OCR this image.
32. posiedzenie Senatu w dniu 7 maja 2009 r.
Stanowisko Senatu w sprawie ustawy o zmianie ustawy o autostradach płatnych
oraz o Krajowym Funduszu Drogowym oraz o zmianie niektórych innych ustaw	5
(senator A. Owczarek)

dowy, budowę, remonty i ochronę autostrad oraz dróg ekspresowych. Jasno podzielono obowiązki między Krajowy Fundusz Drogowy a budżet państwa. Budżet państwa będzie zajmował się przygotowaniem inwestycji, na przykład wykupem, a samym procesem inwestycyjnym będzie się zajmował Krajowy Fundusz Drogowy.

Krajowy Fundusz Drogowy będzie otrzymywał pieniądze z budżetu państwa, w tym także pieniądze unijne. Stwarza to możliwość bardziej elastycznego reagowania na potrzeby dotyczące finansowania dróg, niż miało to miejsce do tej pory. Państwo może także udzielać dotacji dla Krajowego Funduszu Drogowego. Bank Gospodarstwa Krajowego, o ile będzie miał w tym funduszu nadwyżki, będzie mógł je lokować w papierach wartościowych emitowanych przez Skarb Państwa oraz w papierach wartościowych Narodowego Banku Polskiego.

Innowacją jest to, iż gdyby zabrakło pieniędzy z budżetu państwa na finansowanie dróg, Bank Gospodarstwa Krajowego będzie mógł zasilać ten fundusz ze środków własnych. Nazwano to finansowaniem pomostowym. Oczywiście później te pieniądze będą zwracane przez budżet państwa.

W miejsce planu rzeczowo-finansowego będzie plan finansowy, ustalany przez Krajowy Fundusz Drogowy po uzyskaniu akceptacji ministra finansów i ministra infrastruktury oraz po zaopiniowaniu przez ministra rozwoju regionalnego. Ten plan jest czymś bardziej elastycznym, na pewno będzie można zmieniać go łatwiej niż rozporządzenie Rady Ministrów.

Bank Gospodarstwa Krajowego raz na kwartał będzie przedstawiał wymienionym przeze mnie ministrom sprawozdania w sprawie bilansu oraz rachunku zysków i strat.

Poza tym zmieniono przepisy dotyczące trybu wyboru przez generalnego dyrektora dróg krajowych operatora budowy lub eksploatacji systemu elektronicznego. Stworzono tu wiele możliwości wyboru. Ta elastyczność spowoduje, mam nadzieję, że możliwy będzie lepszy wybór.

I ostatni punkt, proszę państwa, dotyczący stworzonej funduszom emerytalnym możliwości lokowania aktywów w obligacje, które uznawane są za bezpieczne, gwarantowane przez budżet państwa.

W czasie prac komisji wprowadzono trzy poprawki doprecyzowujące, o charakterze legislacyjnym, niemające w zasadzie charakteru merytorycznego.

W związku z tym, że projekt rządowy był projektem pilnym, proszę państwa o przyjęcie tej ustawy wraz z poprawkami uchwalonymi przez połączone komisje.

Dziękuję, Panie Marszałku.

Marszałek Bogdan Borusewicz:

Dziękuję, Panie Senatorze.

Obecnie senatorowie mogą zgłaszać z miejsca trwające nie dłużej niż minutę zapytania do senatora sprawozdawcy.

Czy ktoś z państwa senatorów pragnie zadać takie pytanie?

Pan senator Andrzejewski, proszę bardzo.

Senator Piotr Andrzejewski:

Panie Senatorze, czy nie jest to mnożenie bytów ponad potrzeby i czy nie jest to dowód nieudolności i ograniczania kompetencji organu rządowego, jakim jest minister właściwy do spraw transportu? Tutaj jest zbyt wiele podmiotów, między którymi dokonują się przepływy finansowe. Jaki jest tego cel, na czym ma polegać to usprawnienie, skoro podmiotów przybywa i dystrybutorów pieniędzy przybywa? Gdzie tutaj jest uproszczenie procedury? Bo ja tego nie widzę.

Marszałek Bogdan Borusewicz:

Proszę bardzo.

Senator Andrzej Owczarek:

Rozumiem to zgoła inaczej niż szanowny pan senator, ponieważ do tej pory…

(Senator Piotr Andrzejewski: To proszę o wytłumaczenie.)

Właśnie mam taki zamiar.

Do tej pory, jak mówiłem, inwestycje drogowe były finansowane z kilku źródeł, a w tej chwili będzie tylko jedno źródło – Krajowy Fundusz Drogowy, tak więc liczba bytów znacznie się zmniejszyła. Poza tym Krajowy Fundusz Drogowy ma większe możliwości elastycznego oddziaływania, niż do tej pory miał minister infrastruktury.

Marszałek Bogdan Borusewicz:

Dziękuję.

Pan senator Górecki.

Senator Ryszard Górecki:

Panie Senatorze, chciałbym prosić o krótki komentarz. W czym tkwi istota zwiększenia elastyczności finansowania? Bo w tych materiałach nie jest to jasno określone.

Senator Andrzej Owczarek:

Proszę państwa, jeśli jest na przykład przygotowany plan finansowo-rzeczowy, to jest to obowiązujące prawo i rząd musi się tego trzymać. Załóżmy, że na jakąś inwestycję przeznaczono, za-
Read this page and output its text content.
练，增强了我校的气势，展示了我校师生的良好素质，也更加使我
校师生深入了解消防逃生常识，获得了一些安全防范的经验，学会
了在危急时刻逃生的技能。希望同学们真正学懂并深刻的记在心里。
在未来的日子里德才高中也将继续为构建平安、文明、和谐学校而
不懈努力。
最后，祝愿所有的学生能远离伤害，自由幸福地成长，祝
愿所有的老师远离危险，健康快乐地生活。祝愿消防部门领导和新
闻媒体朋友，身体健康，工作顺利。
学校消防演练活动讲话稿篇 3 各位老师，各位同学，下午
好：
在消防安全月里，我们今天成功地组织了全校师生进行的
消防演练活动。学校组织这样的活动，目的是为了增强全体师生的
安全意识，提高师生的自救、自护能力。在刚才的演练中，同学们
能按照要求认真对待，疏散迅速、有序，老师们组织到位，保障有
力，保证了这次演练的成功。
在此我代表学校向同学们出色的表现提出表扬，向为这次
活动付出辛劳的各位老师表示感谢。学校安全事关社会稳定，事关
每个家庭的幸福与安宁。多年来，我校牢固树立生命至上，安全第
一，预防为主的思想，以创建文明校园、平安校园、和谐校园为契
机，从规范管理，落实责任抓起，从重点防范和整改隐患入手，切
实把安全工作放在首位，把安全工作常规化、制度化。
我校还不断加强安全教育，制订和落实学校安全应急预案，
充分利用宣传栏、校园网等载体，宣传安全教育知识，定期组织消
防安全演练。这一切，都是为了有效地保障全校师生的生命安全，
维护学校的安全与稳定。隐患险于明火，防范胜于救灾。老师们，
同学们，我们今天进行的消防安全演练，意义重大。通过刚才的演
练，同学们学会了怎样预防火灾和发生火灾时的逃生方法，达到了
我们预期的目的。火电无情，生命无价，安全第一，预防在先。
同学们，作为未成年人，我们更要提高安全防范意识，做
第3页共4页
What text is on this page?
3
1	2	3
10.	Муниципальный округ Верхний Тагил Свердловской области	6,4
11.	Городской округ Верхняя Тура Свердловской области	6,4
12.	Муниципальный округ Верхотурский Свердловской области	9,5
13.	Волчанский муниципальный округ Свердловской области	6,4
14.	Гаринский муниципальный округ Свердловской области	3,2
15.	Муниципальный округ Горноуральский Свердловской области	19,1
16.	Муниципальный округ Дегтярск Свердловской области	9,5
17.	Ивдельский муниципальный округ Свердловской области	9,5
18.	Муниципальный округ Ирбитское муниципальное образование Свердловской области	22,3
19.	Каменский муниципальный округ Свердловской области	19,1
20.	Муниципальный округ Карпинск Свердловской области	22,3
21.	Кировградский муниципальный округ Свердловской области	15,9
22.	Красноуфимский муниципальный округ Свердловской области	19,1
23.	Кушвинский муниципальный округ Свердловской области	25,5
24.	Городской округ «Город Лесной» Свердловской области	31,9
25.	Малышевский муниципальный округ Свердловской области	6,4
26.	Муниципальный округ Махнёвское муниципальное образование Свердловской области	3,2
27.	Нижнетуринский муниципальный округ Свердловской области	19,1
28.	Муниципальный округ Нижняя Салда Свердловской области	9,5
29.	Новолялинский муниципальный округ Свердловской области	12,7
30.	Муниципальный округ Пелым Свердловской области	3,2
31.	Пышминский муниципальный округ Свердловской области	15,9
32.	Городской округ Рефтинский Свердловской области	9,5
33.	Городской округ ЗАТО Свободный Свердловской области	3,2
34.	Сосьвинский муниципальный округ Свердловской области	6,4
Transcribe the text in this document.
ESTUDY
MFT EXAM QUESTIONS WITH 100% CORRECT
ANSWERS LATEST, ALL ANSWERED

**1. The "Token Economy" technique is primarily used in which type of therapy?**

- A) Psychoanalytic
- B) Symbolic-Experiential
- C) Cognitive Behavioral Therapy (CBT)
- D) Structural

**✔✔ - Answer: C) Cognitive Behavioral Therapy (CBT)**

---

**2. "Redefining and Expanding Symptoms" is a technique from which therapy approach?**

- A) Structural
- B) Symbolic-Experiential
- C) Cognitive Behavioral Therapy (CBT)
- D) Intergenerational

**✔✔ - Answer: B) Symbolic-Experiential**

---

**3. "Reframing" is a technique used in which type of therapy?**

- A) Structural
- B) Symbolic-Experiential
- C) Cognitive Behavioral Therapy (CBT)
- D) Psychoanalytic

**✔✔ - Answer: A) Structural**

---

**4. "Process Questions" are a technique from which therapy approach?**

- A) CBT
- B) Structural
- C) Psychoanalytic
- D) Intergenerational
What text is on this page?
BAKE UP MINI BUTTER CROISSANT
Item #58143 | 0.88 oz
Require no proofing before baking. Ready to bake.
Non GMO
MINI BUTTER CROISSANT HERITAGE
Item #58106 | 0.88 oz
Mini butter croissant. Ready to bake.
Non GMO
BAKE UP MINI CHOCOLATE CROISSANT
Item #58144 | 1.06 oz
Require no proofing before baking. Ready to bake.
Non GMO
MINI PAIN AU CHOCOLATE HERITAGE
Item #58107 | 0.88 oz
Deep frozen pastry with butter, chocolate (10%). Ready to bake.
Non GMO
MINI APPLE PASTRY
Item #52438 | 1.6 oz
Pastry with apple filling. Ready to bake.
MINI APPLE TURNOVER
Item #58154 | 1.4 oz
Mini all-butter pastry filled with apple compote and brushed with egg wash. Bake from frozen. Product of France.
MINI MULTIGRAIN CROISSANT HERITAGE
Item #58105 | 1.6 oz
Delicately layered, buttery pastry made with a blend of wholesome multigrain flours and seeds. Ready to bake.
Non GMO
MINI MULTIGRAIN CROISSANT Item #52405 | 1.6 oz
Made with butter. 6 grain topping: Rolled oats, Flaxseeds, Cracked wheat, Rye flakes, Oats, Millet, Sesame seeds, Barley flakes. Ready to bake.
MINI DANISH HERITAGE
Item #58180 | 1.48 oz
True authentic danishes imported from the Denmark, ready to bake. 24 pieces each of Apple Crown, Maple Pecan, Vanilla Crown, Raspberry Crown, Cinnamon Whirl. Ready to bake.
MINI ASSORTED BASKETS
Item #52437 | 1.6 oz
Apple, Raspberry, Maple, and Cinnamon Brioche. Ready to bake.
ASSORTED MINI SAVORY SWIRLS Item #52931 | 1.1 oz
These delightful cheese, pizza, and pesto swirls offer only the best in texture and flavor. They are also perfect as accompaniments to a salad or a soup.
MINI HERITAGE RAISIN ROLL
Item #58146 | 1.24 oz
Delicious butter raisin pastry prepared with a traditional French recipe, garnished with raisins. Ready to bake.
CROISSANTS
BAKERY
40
——
Copy each line of the records above that carries the word "ustawy".

■ Solution
Stanowisko Senatu w sprawie ustawy o zmianie ustawy o autostradach płatnych
W związku z tym, że projekt rządowy był projektem pilnym, proszę państwa o przyjęcie tej ustawy wraz z poprawkami uchwalonymi przez połączone komisje.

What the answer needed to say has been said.